━━ Input rows

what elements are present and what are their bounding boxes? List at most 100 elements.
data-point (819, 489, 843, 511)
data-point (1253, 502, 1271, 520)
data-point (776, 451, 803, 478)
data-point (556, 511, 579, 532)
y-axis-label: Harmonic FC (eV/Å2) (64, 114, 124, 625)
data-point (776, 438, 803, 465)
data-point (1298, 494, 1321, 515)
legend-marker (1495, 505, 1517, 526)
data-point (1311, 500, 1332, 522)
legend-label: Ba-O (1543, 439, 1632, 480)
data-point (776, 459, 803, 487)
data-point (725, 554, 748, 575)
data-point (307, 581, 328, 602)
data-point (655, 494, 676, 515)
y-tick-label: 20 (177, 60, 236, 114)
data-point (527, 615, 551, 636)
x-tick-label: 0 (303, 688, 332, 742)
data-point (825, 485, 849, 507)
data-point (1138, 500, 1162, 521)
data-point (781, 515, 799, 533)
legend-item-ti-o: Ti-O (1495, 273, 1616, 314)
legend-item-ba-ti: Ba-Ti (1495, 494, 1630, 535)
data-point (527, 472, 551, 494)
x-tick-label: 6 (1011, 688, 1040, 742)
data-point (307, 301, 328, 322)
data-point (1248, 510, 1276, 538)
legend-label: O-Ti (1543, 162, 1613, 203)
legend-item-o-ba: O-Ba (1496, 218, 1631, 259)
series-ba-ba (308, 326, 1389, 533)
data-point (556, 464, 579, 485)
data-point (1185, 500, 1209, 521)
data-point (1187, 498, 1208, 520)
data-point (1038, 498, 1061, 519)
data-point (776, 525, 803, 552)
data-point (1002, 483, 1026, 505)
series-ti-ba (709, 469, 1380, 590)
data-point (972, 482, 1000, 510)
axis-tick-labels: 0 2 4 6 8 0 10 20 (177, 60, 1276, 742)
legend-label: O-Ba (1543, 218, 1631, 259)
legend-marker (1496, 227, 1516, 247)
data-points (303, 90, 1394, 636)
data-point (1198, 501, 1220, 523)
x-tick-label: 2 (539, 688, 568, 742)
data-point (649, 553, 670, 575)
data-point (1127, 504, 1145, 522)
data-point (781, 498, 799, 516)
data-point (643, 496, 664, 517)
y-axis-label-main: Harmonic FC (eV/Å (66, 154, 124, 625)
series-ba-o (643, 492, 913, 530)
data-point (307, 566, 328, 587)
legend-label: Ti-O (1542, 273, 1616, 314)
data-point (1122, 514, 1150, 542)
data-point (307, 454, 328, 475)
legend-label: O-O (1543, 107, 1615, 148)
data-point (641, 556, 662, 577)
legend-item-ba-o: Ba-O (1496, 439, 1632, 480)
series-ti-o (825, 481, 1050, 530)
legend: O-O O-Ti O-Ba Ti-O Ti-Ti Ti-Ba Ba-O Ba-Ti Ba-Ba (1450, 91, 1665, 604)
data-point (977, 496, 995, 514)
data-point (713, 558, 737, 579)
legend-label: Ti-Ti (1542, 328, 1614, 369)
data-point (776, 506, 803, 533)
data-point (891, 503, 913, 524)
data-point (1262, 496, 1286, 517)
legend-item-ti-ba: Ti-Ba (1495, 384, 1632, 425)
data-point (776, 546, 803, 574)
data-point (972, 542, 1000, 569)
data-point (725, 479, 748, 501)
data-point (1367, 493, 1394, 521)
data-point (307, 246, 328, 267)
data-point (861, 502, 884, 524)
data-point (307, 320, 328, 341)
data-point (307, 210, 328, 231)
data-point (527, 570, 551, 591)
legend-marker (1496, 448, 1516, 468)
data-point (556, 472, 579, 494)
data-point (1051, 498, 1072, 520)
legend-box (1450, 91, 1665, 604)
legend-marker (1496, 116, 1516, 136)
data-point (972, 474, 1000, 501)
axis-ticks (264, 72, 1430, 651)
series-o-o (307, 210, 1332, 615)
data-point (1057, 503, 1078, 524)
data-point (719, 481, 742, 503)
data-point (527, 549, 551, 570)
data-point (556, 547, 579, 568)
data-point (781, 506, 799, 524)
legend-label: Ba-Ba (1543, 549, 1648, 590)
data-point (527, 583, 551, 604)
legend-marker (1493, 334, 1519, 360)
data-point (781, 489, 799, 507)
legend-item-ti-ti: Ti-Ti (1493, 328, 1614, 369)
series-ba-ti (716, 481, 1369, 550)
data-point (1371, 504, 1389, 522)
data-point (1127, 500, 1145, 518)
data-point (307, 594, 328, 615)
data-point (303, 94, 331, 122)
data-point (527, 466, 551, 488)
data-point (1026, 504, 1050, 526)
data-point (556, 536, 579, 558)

━━━━

Task statement:
Reproduce the material verbatim, beginning at its first line and continuing through the line that contains "legend-label: O-O (1543, 107, 1615, 148)".

Output below:
what elements are present and what are their bounding boxes? List at most 100 elements.
data-point (819, 489, 843, 511)
data-point (1253, 502, 1271, 520)
data-point (776, 451, 803, 478)
data-point (556, 511, 579, 532)
y-axis-label: Harmonic FC (eV/Å2) (64, 114, 124, 625)
data-point (776, 438, 803, 465)
data-point (1298, 494, 1321, 515)
legend-marker (1495, 505, 1517, 526)
data-point (1311, 500, 1332, 522)
legend-label: Ba-O (1543, 439, 1632, 480)
data-point (776, 459, 803, 487)
data-point (725, 554, 748, 575)
data-point (307, 581, 328, 602)
data-point (655, 494, 676, 515)
y-tick-label: 20 (177, 60, 236, 114)
data-point (527, 615, 551, 636)
x-tick-label: 0 (303, 688, 332, 742)
data-point (825, 485, 849, 507)
data-point (1138, 500, 1162, 521)
data-point (781, 515, 799, 533)
legend-item-ti-o: Ti-O (1495, 273, 1616, 314)
legend-item-ba-ti: Ba-Ti (1495, 494, 1630, 535)
data-point (527, 472, 551, 494)
x-tick-label: 6 (1011, 688, 1040, 742)
data-point (307, 301, 328, 322)
data-point (1248, 510, 1276, 538)
legend-label: O-Ti (1543, 162, 1613, 203)
legend-item-o-ba: O-Ba (1496, 218, 1631, 259)
series-ba-ba (308, 326, 1389, 533)
data-point (556, 464, 579, 485)
data-point (1185, 500, 1209, 521)
data-point (1187, 498, 1208, 520)
data-point (1038, 498, 1061, 519)
data-point (776, 525, 803, 552)
data-point (1002, 483, 1026, 505)
series-ti-ba (709, 469, 1380, 590)
data-point (972, 482, 1000, 510)
axis-tick-labels: 0 2 4 6 8 0 10 20 (177, 60, 1276, 742)
legend-label: O-Ba (1543, 218, 1631, 259)
legend-marker (1496, 227, 1516, 247)
data-points (303, 90, 1394, 636)
data-point (1198, 501, 1220, 523)
x-tick-label: 2 (539, 688, 568, 742)
data-point (649, 553, 670, 575)
data-point (1127, 504, 1145, 522)
data-point (781, 498, 799, 516)
data-point (643, 496, 664, 517)
y-axis-label-main: Harmonic FC (eV/Å (66, 154, 124, 625)
series-ba-o (643, 492, 913, 530)
data-point (307, 566, 328, 587)
legend-label: Ti-O (1542, 273, 1616, 314)
data-point (1122, 514, 1150, 542)
data-point (307, 454, 328, 475)
legend-label: O-O (1543, 107, 1615, 148)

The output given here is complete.